### Data excerpts
______

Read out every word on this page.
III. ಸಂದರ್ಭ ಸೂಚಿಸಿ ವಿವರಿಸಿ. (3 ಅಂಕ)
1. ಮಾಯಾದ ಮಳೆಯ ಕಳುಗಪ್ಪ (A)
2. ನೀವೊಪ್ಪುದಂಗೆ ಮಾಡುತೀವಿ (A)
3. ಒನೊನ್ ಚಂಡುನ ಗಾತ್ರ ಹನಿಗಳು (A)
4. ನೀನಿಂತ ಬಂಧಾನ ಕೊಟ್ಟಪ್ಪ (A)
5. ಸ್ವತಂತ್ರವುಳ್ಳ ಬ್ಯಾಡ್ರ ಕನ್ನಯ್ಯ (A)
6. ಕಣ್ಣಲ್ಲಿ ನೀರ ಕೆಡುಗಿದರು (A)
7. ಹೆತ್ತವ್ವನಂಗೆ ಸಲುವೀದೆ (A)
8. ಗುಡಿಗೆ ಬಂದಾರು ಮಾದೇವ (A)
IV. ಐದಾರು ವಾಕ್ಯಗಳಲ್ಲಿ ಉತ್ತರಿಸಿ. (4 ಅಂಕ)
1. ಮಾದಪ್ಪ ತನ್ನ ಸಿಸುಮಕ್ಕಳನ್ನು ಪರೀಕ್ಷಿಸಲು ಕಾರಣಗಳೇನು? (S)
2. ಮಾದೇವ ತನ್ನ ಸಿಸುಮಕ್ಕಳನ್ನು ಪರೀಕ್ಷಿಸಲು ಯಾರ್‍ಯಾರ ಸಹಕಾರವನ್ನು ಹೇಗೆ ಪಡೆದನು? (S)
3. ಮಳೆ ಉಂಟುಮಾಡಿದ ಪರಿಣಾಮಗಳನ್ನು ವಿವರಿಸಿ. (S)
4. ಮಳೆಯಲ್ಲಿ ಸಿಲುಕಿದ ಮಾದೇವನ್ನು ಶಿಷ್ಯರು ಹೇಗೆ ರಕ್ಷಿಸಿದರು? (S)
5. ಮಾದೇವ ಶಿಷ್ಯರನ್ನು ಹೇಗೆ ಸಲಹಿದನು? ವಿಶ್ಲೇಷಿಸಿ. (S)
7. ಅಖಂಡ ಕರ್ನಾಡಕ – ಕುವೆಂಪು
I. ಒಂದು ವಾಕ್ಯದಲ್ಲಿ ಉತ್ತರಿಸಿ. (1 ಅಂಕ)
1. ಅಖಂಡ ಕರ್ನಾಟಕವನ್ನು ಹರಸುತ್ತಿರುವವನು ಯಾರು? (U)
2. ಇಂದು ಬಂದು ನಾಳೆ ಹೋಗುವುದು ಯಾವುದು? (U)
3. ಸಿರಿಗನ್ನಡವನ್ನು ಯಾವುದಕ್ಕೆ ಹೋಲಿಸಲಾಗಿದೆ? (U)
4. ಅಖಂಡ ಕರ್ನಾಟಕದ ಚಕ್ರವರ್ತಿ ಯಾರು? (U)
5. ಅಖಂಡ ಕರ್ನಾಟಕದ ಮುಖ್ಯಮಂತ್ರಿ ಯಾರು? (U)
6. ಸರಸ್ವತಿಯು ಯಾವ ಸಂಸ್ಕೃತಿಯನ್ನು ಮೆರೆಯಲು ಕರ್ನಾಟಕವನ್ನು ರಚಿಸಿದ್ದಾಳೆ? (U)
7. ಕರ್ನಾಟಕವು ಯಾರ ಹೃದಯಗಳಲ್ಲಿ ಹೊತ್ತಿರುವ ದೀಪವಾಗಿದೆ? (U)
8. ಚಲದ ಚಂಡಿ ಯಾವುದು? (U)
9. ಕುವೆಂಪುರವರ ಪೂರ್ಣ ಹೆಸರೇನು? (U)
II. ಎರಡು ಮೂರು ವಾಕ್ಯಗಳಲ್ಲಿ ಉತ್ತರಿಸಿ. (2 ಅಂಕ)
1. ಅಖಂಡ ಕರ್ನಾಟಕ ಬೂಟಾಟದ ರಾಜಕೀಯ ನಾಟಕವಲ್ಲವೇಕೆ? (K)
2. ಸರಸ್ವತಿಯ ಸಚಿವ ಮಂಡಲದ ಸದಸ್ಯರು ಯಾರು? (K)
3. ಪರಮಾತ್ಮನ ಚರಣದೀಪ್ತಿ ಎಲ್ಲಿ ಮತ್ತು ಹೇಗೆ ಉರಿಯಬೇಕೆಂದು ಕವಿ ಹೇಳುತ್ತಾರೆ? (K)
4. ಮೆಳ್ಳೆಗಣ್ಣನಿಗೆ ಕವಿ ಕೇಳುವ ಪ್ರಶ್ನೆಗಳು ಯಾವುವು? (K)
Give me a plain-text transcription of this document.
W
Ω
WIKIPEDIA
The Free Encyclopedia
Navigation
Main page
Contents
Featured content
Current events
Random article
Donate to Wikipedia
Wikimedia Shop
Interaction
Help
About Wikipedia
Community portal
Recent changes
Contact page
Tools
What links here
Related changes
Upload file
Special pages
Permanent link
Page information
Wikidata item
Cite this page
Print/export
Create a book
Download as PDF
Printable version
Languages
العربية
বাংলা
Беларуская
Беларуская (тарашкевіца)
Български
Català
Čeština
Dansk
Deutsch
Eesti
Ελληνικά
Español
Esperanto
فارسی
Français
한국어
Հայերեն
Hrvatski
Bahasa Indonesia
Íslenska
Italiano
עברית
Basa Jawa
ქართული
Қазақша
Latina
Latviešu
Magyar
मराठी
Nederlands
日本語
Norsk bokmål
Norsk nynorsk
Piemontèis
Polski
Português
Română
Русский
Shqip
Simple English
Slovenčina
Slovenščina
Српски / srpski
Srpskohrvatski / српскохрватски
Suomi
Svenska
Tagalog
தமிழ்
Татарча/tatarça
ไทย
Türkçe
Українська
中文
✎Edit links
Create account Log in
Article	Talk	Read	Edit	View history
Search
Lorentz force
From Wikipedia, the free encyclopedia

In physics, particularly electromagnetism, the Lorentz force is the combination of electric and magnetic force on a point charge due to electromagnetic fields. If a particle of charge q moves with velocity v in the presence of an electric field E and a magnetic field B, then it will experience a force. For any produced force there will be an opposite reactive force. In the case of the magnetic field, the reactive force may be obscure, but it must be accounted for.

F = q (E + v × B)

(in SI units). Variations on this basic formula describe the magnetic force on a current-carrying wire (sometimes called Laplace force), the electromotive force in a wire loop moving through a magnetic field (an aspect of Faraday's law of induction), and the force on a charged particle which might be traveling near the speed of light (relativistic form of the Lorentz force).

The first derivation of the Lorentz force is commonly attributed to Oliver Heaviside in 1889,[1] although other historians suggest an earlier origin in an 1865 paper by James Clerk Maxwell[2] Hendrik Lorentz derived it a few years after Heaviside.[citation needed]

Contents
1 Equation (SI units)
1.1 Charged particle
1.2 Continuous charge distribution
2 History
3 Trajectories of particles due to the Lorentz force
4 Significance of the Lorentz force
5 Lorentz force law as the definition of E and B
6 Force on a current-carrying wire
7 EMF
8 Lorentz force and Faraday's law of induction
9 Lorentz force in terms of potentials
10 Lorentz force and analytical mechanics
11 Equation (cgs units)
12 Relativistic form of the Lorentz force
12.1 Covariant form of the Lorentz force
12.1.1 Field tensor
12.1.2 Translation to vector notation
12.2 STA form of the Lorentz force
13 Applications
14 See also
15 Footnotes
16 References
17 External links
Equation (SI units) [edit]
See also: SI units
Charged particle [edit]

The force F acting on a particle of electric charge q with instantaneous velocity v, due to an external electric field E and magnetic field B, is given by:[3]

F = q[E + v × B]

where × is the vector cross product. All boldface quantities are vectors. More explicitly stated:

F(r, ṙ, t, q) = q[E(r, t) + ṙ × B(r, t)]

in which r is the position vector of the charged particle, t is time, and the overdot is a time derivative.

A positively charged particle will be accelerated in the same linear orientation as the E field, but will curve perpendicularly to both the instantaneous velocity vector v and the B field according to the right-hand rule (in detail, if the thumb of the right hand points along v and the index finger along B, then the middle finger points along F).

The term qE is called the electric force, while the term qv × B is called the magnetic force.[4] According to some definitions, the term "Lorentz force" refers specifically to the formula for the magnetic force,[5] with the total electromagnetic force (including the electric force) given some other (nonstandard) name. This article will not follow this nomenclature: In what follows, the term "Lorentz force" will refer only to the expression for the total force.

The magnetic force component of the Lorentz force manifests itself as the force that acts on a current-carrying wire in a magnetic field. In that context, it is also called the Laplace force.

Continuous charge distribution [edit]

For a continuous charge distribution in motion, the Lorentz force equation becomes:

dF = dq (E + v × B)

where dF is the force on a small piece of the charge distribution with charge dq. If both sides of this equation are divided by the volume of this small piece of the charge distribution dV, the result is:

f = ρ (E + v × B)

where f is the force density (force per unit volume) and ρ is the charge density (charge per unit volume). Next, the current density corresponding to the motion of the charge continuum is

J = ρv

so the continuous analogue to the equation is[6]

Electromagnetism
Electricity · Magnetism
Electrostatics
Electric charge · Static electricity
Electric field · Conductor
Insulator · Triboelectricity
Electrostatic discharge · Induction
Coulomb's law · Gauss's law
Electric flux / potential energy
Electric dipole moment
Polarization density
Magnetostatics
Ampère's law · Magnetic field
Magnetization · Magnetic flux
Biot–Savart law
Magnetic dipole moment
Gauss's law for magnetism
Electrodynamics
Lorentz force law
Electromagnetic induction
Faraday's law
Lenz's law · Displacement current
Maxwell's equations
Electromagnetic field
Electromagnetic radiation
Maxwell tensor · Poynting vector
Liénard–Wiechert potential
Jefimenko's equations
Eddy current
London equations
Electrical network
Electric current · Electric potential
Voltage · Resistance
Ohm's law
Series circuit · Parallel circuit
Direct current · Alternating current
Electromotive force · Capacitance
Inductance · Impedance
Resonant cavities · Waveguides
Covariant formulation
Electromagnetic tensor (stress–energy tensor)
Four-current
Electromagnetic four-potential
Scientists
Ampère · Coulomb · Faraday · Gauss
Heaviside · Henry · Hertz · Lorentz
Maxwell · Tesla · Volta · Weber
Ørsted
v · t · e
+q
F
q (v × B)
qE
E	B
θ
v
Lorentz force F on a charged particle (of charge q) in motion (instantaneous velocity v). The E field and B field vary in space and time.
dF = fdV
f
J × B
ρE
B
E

______

### GIVEN TASK
Copy all lines of the listing above that contain the string "links".

### RESPONSE
What links here
✎Edit links
17 External links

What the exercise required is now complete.